▶ **Task objective**
Restate each of the lines given below, word for word.

▶ **The input**

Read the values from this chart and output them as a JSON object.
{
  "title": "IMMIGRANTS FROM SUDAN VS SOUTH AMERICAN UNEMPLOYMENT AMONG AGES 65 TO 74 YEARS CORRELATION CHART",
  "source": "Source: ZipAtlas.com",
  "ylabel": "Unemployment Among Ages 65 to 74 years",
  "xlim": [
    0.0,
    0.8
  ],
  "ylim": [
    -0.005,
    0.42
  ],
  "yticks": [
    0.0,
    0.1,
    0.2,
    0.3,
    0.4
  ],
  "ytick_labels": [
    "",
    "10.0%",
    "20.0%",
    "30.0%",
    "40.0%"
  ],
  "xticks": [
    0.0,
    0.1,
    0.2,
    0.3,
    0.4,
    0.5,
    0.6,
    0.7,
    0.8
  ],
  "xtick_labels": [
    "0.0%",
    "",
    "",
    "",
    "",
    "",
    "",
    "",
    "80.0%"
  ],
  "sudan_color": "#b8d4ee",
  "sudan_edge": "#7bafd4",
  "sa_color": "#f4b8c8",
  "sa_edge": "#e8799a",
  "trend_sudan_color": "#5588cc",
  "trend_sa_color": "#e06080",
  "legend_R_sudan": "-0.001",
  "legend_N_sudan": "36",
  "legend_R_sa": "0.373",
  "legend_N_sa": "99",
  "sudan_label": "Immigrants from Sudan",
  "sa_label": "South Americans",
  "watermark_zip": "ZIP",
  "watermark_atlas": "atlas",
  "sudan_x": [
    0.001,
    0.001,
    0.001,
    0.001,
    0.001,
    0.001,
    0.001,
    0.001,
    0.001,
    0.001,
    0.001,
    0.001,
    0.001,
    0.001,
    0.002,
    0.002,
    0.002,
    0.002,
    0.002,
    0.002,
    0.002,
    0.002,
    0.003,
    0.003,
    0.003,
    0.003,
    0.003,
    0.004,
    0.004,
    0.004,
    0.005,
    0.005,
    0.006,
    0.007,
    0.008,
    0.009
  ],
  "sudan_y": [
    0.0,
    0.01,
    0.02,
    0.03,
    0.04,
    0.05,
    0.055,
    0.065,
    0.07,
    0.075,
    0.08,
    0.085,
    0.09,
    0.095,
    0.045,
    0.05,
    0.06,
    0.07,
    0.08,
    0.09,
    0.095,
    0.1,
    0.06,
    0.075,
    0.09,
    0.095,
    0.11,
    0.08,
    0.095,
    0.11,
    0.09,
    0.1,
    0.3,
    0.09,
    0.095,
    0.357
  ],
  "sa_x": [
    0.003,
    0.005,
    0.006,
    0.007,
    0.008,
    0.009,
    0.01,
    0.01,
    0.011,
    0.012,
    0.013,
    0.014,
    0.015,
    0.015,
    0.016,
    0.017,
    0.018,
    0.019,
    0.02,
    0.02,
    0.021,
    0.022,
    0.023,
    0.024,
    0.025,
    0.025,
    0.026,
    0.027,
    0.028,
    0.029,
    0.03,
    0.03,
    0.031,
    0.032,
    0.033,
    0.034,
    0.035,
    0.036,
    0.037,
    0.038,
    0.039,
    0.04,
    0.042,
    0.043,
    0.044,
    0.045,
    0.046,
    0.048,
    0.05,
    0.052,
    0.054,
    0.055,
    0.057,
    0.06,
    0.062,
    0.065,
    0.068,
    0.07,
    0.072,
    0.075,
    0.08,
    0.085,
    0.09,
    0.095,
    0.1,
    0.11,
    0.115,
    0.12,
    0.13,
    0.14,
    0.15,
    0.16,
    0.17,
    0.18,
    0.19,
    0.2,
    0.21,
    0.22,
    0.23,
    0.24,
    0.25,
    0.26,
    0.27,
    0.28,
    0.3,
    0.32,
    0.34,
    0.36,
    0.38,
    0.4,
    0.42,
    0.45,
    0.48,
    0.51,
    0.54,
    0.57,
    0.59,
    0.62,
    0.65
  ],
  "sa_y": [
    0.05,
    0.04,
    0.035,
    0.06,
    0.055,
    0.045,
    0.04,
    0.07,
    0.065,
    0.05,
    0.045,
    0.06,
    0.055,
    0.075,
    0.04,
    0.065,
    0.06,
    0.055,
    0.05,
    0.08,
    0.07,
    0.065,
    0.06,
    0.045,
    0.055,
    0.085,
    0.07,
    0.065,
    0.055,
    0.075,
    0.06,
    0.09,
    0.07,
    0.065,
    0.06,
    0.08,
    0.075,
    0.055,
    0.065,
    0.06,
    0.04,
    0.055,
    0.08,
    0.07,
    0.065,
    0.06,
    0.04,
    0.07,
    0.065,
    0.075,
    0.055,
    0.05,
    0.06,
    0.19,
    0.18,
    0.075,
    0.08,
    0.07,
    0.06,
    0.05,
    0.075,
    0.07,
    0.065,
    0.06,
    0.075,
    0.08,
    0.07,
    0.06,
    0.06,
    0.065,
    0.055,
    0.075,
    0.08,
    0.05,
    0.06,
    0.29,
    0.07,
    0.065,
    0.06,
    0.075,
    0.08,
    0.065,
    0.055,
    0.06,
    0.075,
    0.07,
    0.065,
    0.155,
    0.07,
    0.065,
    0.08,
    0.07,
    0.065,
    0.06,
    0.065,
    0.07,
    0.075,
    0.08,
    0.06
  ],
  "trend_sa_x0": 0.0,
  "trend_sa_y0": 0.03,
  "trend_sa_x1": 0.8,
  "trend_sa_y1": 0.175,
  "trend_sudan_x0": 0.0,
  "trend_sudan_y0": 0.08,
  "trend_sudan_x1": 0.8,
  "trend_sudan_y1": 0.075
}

▶ **Result of this exercise**
Read the values from this chart and output them as a JSON object.
{
  "title": "IMMIGRANTS FROM SUDAN VS SOUTH AMERICAN UNEMPLOYMENT AMONG AGES 65 TO 74 YEARS CORRELATION CHART",
  "source": "Source: ZipAtlas.com",
  "ylabel": "Unemployment Among Ages 65 to 74 years",
  "xlim": [
    0.0,
    0.8
  ],
  "ylim": [
    -0.005,
    0.42
  ],
  "yticks": [
    0.0,
    0.1,
    0.2,
    0.3,
    0.4
  ],
  "ytick_labels": [
    "",
    "10.0%",
    "20.0%",
    "30.0%",
    "40.0%"
  ],
  "xticks": [
    0.0,
    0.1,
    0.2,
    0.3,
    0.4,
    0.5,
    0.6,
    0.7,
    0.8
  ],
  "xtick_labels": [
    "0.0%",
    "",
    "",
    "",
    "",
    "",
    "",
    "",
    "80.0%"
  ],
  "sudan_color": "#b8d4ee",
  "sudan_edge": "#7bafd4",
  "sa_color": "#f4b8c8",
  "sa_edge": "#e8799a",
  "trend_sudan_color": "#5588cc",
  "trend_sa_color": "#e06080",
  "legend_R_sudan": "-0.001",
  "legend_N_sudan": "36",
  "legend_R_sa": "0.373",
  "legend_N_sa": "99",
  "sudan_label": "Immigrants from Sudan",
  "sa_label": "South Americans",
  "watermark_zip": "ZIP",
  "watermark_atlas": "atlas",
  "sudan_x": [
    0.001,
    0.001,
    0.001,
    0.001,
    0.001,
    0.001,
    0.001,
    0.001,
    0.001,
    0.001,
    0.001,
    0.001,
    0.001,
    0.001,
    0.002,
    0.002,
    0.002,
    0.002,
    0.002,
    0.002,
    0.002,
    0.002,
    0.003,
    0.003,
    0.003,
    0.003,
    0.003,
    0.004,
    0.004,
    0.004,
    0.005,
    0.005,
    0.006,
    0.007,
    0.008,
    0.009
  ],
  "sudan_y": [
    0.0,
    0.01,
    0.02,
    0.03,
    0.04,
    0.05,
    0.055,
    0.065,
    0.07,
    0.075,
    0.08,
    0.085,
    0.09,
    0.095,
    0.045,
    0.05,
    0.06,
    0.07,
    0.08,
    0.09,
    0.095,
    0.1,
    0.06,
    0.075,
    0.09,
    0.095,
    0.11,
    0.08,
    0.095,
    0.11,
    0.09,
    0.1,
    0.3,
    0.09,
    0.095,
    0.357
  ],
  "sa_x": [
    0.003,
    0.005,
    0.006,
    0.007,
    0.008,
    0.009,
    0.01,
    0.01,
    0.011,
    0.012,
    0.013,
    0.014,
    0.015,
    0.015,
    0.016,
    0.017,
    0.018,
    0.019,
    0.02,
    0.02,
    0.021,
    0.022,
    0.023,
    0.024,
    0.025,
    0.025,
    0.026,
    0.027,
    0.028,
    0.029,
    0.03,
    0.03,
    0.031,
    0.032,
    0.033,
    0.034,
    0.035,
    0.036,
    0.037,
    0.038,
    0.039,
    0.04,
    0.042,
    0.043,
    0.044,
    0.045,
    0.046,
    0.048,
    0.05,
    0.052,
    0.054,
    0.055,
    0.057,
    0.06,
    0.062,
    0.065,
    0.068,
    0.07,
    0.072,
    0.075,
    0.08,
    0.085,
    0.09,
    0.095,
    0.1,
    0.11,
    0.115,
    0.12,
    0.13,
    0.14,
    0.15,
    0.16,
    0.17,
    0.18,
    0.19,
    0.2,
    0.21,
    0.22,
    0.23,
    0.24,
    0.25,
    0.26,
    0.27,
    0.28,
    0.3,
    0.32,
    0.34,
    0.36,
    0.38,
    0.4,
    0.42,
    0.45,
    0.48,
    0.51,
    0.54,
    0.57,
    0.59,
    0.62,
    0.65
  ],
  "sa_y": [
    0.05,
    0.04,
    0.035,
    0.06,
    0.055,
    0.045,
    0.04,
    0.07,
    0.065,
    0.05,
    0.045,
    0.06,
    0.055,
    0.075,
    0.04,
    0.065,
    0.06,
    0.055,
    0.05,
    0.08,
    0.07,
    0.065,
    0.06,
    0.045,
    0.055,
    0.085,
    0.07,
    0.065,
    0.055,
    0.075,
    0.06,
    0.09,
    0.07,
    0.065,
    0.06,
    0.08,
    0.075,
    0.055,
    0.065,
    0.06,
    0.04,
    0.055,
    0.08,
    0.07,
    0.065,
    0.06,
    0.04,
    0.07,
    0.065,
    0.075,
    0.055,
    0.05,
    0.06,
    0.19,
    0.18,
    0.075,
    0.08,
    0.07,
    0.06,
    0.05,
    0.075,
    0.07,
    0.065,
    0.06,
    0.075,
    0.08,
    0.07,
    0.06,
    0.06,
    0.065,
    0.055,
    0.075,
    0.08,
    0.05,
    0.06,
    0.29,
    0.07,
    0.065,
    0.06,
    0.075,
    0.08,
    0.065,
    0.055,
    0.06,
    0.075,
    0.07,
    0.065,
    0.155,
    0.07,
    0.065,
    0.08,
    0.07,
    0.065,
    0.06,
    0.065,
    0.07,
    0.075,
    0.08,
    0.06
  ],
  "trend_sa_x0": 0.0,
  "trend_sa_y0": 0.03,
  "trend_sa_x1": 0.8,
  "trend_sa_y1": 0.175,
  "trend_sudan_x0": 0.0,
  "trend_sudan_y0": 0.08,
  "trend_sudan_x1": 0.8,
  "trend_sudan_y1": 0.075
}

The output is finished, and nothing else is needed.